= TEXT UNDER STUDY =
______________________________

DNS is the heart of all things on the internet. It is the system that lets us type in amazon.com rather than 176.32.98.166 to do our shopping, and making it much easier for us to find Google than if we had to remember it as 216.58.206.142. This is not going to be a post on how DNS works, there are many explanations of it online already. This post is about how to use the vast amount of data held in DNS records for helping with all sorts of things.

We have created a lot of tools in-house to help us with our penetration and ethical hacking assessments. As these tools are updated and improved, we try to release the original version, where possible, to help other companies perform their work faster and more thoroughly. It's part of our Go-Giver philosophy within Cygenta.

This week we have released BlueDanube a tool written to query and scrape DNS records on a mass scale. We shall get onto some of the findings we can release publicly in a minute but for now let's look at the tool and some of the real world uses for it.

______________________________

= SUPPLIED MATERIAL =
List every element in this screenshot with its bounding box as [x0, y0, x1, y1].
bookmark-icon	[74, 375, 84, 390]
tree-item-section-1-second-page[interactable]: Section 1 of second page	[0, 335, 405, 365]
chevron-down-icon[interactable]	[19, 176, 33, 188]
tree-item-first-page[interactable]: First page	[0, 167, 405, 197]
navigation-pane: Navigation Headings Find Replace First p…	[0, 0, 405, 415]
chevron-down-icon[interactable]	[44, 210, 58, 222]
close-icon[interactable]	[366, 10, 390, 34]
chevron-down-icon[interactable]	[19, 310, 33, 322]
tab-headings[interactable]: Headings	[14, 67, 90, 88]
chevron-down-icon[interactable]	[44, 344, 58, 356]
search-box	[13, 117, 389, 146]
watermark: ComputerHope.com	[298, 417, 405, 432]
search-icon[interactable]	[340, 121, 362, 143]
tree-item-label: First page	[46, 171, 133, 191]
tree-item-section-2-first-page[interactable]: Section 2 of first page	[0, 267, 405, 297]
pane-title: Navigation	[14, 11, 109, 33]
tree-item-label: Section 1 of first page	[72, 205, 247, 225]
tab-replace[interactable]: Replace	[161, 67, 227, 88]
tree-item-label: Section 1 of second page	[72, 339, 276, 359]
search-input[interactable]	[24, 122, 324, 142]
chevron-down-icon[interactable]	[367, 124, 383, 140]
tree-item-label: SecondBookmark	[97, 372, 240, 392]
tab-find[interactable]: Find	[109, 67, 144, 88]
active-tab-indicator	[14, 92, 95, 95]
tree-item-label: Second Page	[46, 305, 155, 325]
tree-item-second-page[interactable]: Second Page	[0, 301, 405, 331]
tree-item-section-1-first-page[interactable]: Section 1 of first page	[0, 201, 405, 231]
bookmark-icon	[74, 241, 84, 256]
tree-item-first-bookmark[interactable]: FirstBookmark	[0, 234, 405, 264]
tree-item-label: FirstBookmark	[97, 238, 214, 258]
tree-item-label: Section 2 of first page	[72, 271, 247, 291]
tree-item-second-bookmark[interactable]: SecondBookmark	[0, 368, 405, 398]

______________________________

Reproduce the whole passage above about DNS and the BlueDanube tool, word for word.

= RESPONSE FOR THIS EXERCISE =
DNS is the heart of all things on the internet. It is the system that lets us type in amazon.com rather than 176.32.98.166 to do our shopping, and making it much easier for us to find Google than if we had to remember it as 216.58.206.142. This is not going to be a post on how DNS works, there are many explanations of it online already. This post is about how to use the vast amount of data held in DNS records for helping with all sorts of things.

We have created a lot of tools in-house to help us with our penetration and ethical hacking assessments. As these tools are updated and improved, we try to release the original version, where possible, to help other companies perform their work faster and more thoroughly. It's part of our Go-Giver philosophy within Cygenta.

This week we have released BlueDanube a tool written to query and scrape DNS records on a mass scale. We shall get onto some of the findings we can release publicly in a minute but for now let's look at the tool and some of the real world uses for it.